(Stored items from a collection)

::::

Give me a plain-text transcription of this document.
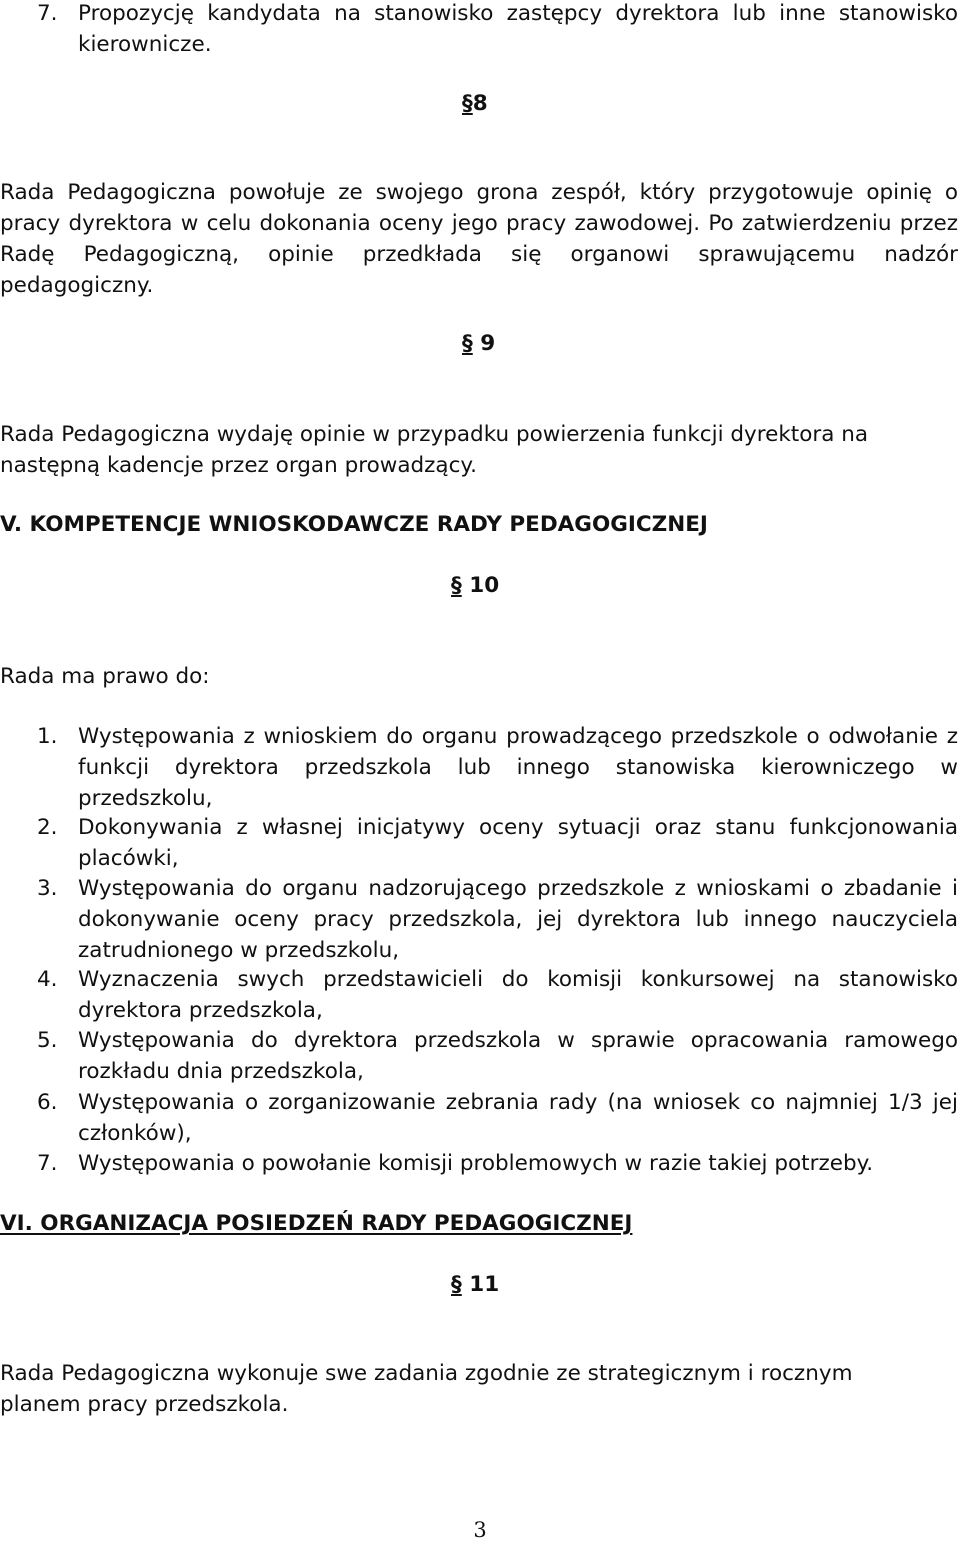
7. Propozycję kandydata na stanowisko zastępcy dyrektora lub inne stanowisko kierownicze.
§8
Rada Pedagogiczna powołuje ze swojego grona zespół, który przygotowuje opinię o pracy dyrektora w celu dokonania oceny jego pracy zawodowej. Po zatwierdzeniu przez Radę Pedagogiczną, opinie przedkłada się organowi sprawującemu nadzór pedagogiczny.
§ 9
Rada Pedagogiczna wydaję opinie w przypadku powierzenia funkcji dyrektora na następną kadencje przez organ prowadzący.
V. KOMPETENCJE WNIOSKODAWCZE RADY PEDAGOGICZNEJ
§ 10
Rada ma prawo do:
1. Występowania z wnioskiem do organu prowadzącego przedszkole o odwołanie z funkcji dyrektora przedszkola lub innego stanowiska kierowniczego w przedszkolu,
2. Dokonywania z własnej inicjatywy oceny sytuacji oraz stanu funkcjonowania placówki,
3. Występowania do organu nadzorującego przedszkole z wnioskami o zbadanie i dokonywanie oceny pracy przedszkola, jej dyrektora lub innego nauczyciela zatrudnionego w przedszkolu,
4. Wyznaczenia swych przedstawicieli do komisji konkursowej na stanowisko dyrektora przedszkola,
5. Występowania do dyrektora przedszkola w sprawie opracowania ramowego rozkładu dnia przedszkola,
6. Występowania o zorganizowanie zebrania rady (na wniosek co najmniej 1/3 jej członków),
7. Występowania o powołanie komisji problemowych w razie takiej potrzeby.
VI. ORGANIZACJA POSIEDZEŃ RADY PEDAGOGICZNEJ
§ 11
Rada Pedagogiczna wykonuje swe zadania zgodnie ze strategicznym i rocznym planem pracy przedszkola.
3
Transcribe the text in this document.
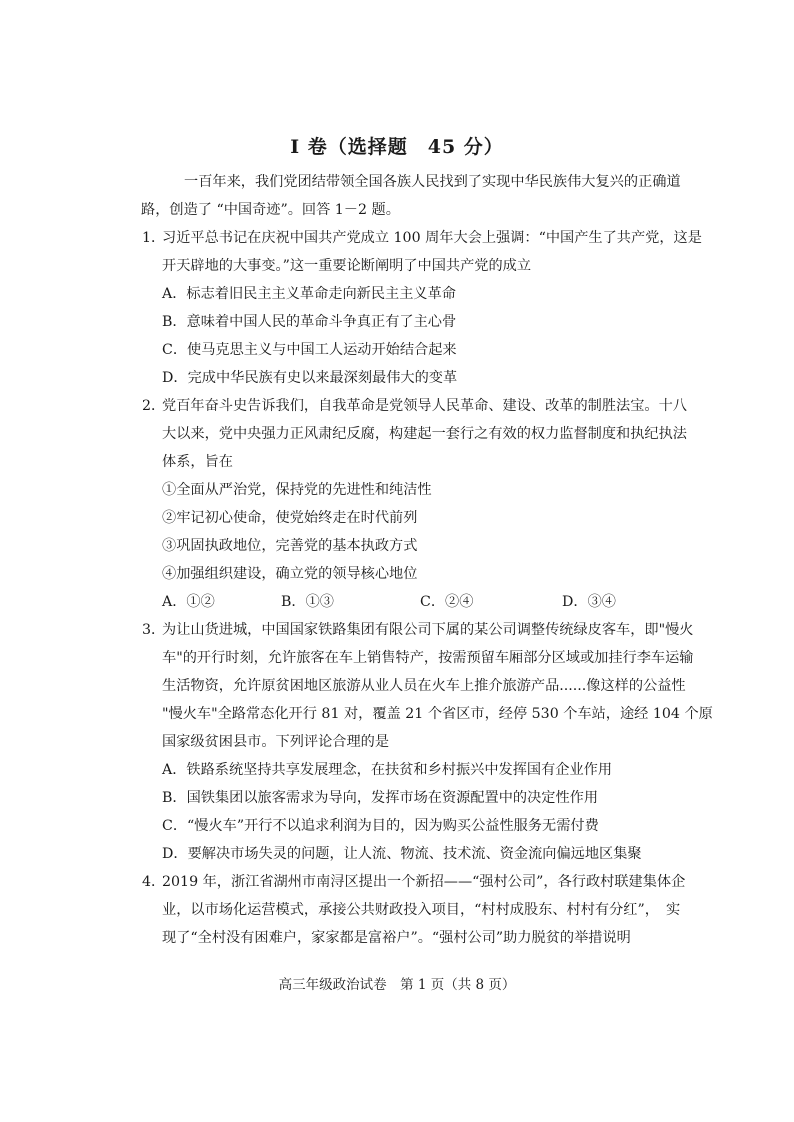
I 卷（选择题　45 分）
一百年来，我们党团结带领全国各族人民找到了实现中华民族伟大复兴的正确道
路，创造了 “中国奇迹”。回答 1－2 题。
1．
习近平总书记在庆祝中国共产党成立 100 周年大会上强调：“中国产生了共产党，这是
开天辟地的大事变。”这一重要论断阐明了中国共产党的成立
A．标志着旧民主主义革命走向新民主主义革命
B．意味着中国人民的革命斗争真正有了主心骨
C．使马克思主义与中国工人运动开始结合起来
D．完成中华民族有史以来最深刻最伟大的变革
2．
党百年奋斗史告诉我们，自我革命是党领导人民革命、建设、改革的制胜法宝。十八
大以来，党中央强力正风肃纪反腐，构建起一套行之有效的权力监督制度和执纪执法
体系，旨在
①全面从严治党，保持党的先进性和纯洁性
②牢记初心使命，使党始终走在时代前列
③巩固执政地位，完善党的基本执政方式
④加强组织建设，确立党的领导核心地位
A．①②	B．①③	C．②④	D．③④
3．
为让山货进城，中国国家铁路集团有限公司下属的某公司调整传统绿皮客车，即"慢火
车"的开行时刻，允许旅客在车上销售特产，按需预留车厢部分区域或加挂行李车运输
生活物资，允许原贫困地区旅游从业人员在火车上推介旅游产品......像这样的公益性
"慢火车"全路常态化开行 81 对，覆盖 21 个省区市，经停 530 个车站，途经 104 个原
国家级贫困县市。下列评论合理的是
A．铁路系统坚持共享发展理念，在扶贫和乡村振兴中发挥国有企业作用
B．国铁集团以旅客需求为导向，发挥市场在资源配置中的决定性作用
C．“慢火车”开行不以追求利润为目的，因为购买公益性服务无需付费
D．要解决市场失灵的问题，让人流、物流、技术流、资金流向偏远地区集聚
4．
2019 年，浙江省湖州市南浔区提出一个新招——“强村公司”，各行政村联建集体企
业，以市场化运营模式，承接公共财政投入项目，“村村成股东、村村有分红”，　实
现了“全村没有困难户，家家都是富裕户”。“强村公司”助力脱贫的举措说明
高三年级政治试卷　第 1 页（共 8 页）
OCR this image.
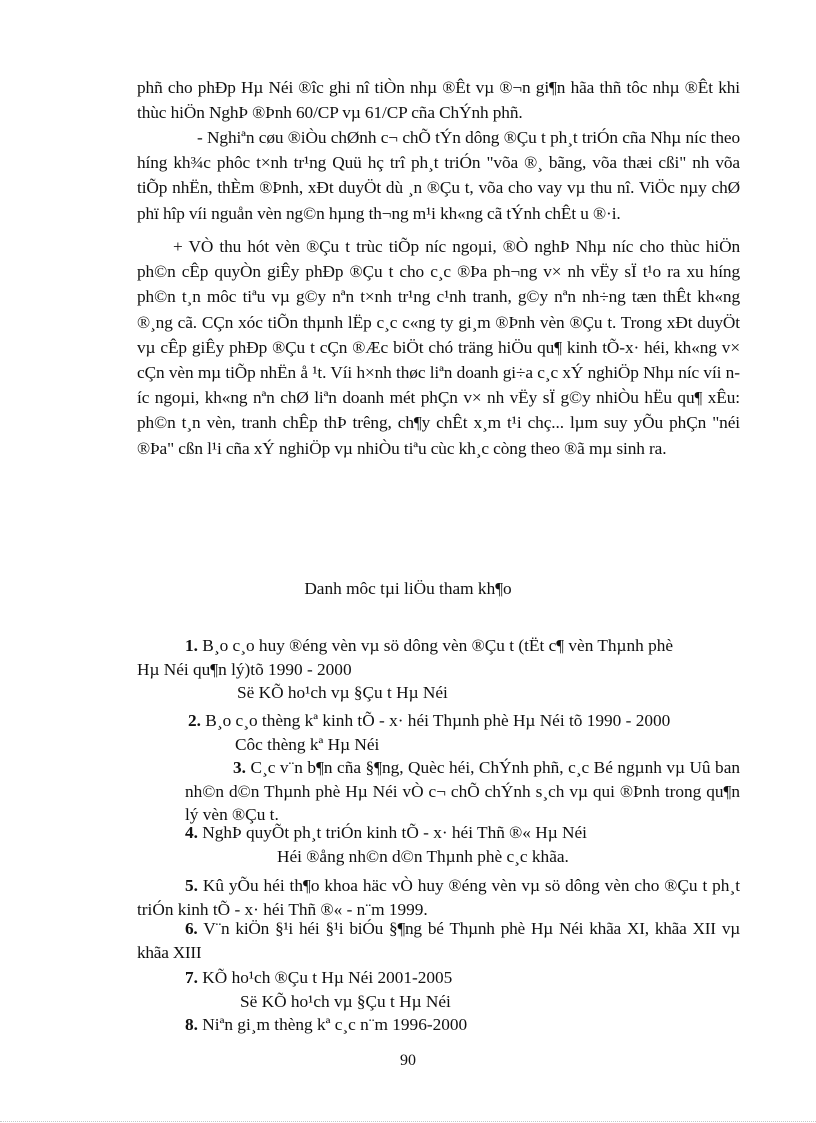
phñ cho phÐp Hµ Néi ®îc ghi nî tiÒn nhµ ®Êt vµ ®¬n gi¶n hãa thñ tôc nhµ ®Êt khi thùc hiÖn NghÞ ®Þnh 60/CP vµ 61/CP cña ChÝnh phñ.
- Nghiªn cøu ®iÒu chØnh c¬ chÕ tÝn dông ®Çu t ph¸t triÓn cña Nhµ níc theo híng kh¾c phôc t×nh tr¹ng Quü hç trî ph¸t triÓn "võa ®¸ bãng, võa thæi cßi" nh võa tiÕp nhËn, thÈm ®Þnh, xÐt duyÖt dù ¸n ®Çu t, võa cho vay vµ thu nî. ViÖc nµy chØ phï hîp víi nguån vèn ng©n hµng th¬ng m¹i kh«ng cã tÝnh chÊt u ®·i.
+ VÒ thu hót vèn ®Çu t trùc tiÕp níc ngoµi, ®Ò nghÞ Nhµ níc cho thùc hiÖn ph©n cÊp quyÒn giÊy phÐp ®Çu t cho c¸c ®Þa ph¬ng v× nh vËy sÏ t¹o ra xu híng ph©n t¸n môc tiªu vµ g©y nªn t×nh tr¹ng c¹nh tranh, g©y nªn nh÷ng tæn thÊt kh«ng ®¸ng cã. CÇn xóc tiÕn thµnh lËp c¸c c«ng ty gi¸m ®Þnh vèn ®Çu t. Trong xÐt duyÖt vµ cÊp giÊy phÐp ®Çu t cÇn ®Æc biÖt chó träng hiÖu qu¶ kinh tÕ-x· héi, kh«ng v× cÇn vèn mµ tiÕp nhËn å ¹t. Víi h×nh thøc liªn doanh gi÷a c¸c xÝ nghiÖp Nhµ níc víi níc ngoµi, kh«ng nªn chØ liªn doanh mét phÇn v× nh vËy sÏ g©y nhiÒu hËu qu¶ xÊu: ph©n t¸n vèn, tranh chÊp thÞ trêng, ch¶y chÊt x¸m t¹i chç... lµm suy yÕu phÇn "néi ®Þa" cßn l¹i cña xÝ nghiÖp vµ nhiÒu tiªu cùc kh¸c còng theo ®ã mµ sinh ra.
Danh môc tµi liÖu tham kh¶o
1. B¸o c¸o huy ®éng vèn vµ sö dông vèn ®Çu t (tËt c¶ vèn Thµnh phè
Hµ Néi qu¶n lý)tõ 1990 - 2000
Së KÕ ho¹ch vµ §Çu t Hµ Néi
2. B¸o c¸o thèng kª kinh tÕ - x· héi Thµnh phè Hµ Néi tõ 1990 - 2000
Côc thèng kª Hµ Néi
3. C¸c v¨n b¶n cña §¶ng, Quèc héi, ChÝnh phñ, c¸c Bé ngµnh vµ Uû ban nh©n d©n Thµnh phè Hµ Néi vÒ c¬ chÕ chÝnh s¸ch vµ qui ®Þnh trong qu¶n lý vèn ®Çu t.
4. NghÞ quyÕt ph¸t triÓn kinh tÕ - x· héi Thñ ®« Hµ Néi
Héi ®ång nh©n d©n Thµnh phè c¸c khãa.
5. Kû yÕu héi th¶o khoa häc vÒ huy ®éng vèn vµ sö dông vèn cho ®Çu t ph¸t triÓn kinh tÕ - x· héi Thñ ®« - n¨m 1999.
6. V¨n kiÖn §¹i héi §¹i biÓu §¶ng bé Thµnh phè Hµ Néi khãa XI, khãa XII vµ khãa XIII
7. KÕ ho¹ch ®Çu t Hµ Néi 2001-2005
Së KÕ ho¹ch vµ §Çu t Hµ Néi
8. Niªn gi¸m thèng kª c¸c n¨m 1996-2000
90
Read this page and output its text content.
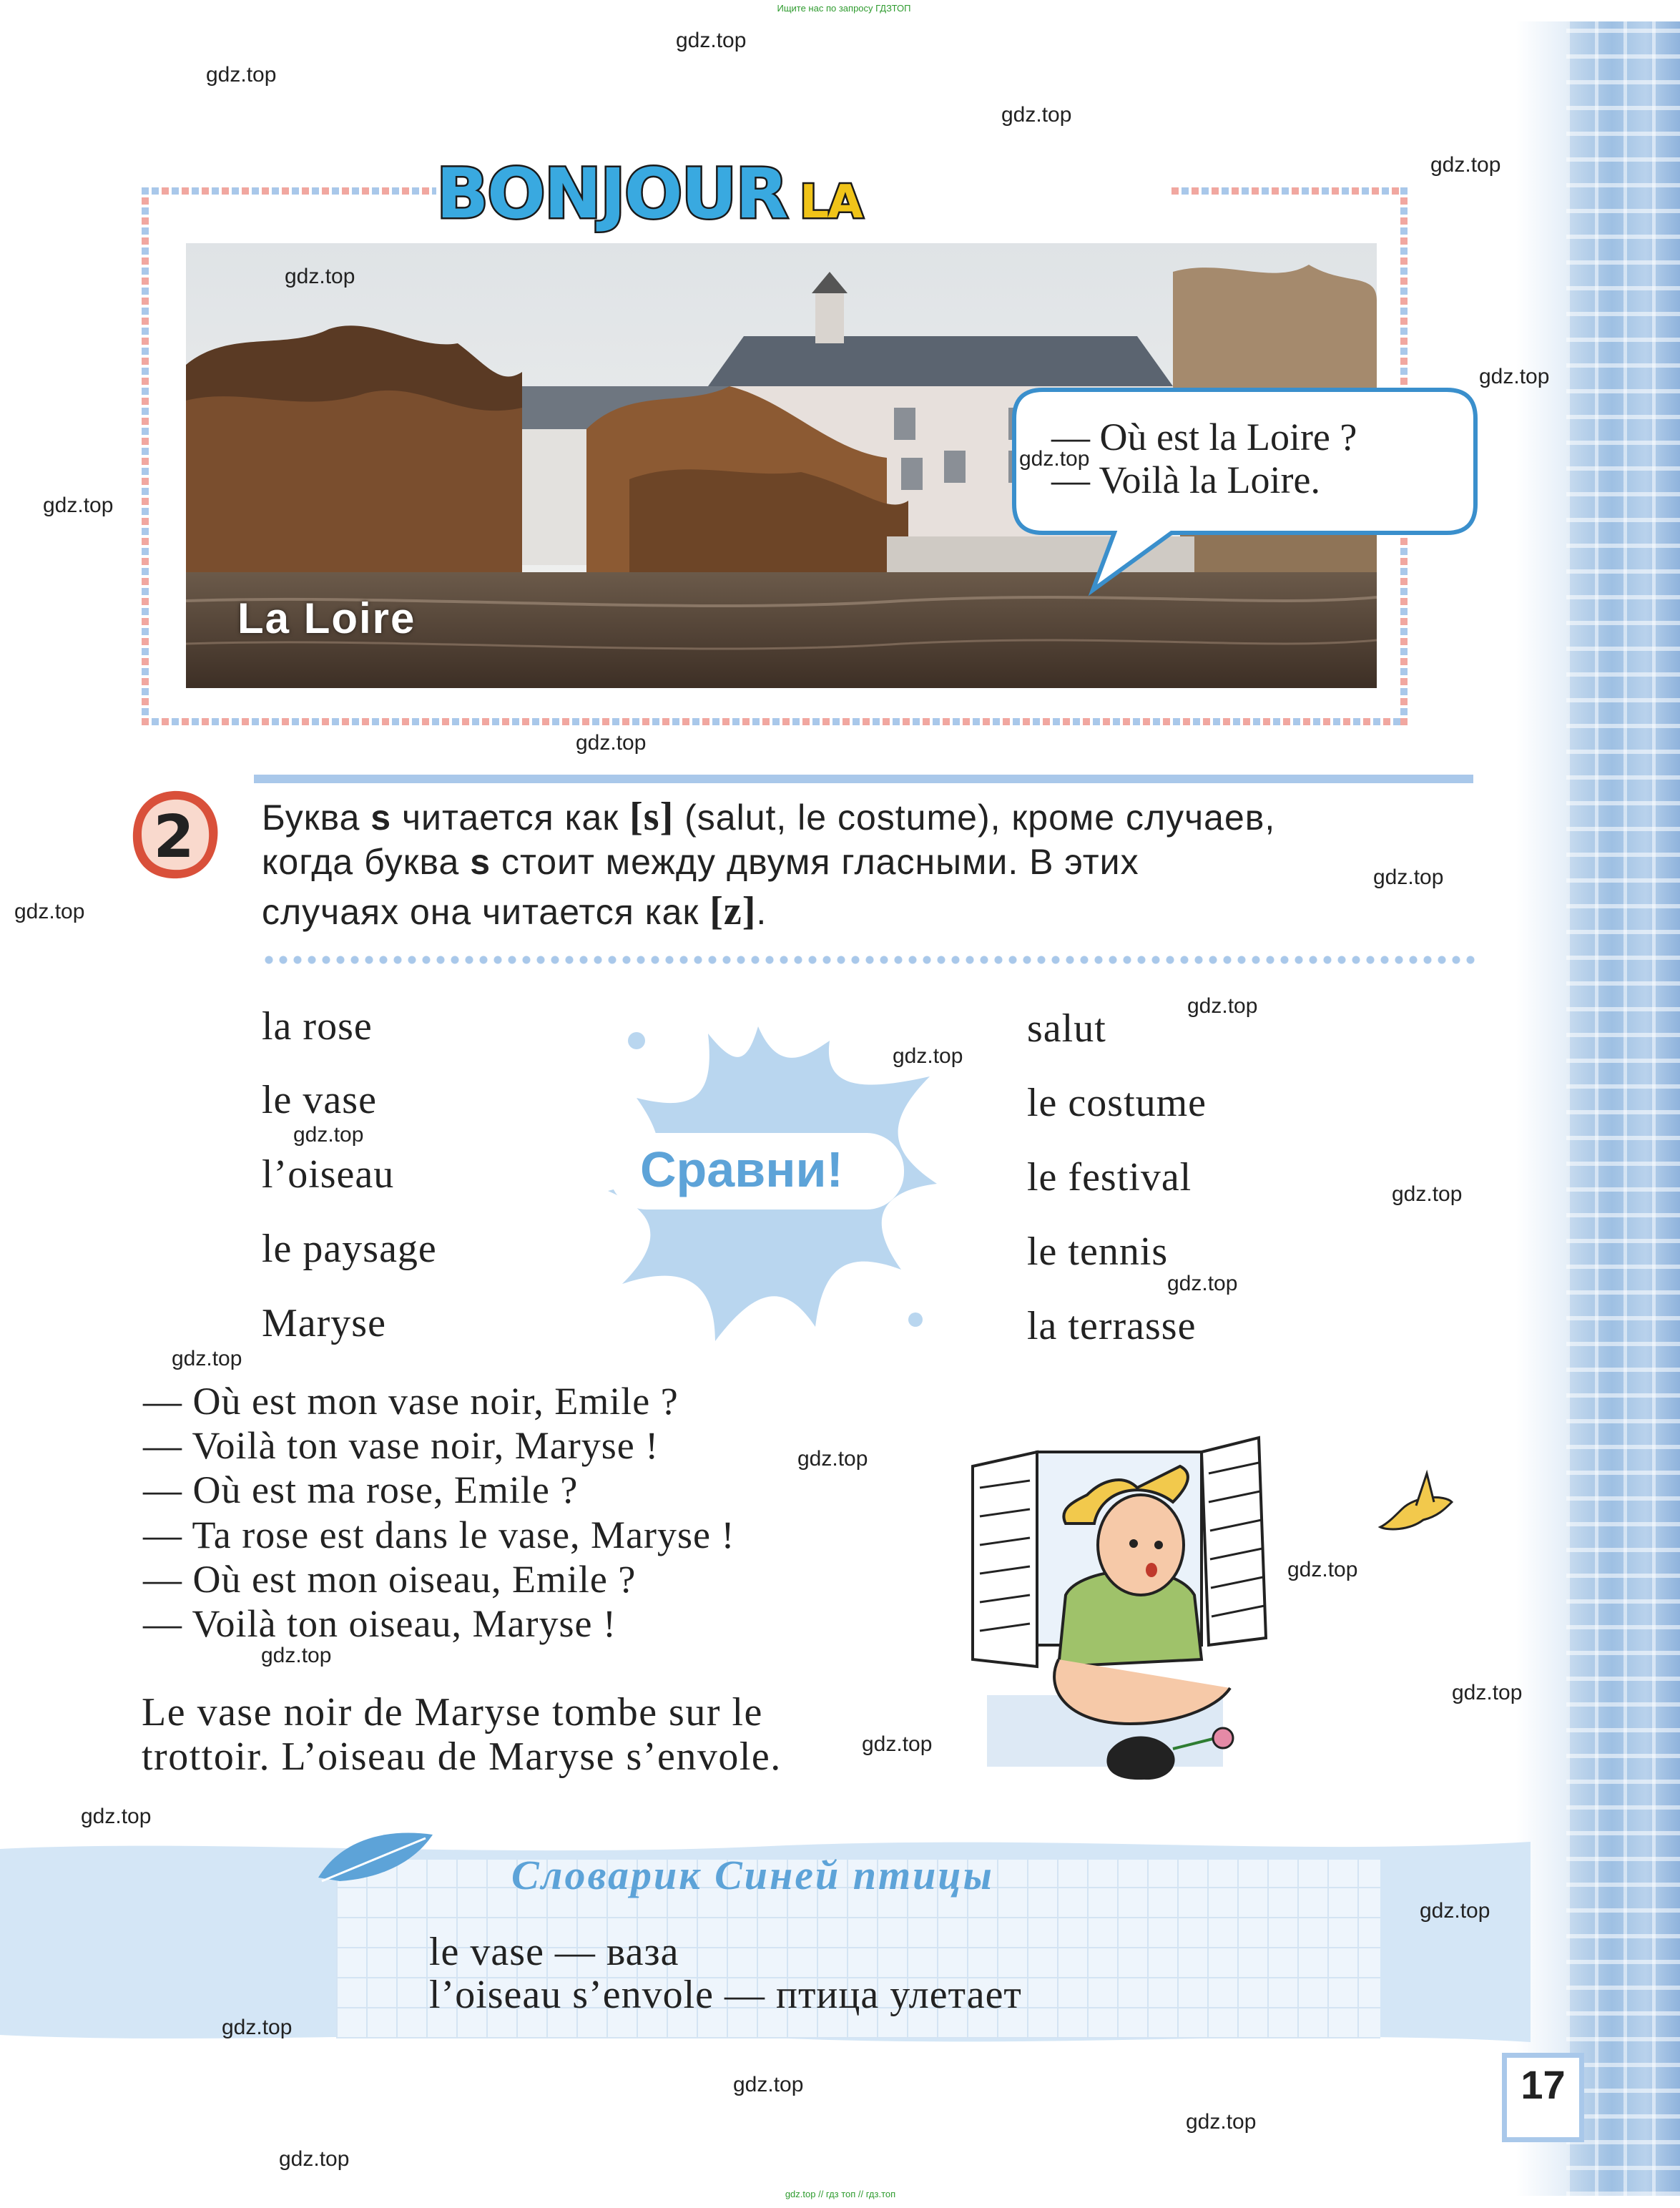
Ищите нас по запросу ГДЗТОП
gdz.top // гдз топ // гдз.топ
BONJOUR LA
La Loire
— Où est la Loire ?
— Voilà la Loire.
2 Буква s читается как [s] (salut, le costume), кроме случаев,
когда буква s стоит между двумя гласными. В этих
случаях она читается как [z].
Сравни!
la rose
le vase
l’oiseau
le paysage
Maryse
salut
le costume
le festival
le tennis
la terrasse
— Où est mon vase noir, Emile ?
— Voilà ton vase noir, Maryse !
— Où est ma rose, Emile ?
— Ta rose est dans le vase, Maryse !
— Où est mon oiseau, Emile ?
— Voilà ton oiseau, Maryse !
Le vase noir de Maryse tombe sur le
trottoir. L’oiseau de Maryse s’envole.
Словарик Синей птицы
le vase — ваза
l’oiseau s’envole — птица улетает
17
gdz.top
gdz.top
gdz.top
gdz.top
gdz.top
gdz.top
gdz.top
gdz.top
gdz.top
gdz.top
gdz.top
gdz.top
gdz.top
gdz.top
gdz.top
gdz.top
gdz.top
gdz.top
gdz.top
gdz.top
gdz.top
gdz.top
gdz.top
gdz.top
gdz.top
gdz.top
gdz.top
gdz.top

::::

Scan the listing above for the word "opinie" and show each line where it is found.

Rada Pedagogiczna powołuje ze swojego grona zespół, który przygotowuje opinię o pracy dyrektora w celu dokonania oceny jego pracy zawodowej. Po zatwierdzeniu przez Radę Pedagogiczną, opinie przedkłada się organowi sprawującemu nadzór pedagogiczny.
Rada Pedagogiczna wydaję opinie w przypadku powierzenia funkcji dyrektora na następną kadencje przez organ prowadzący.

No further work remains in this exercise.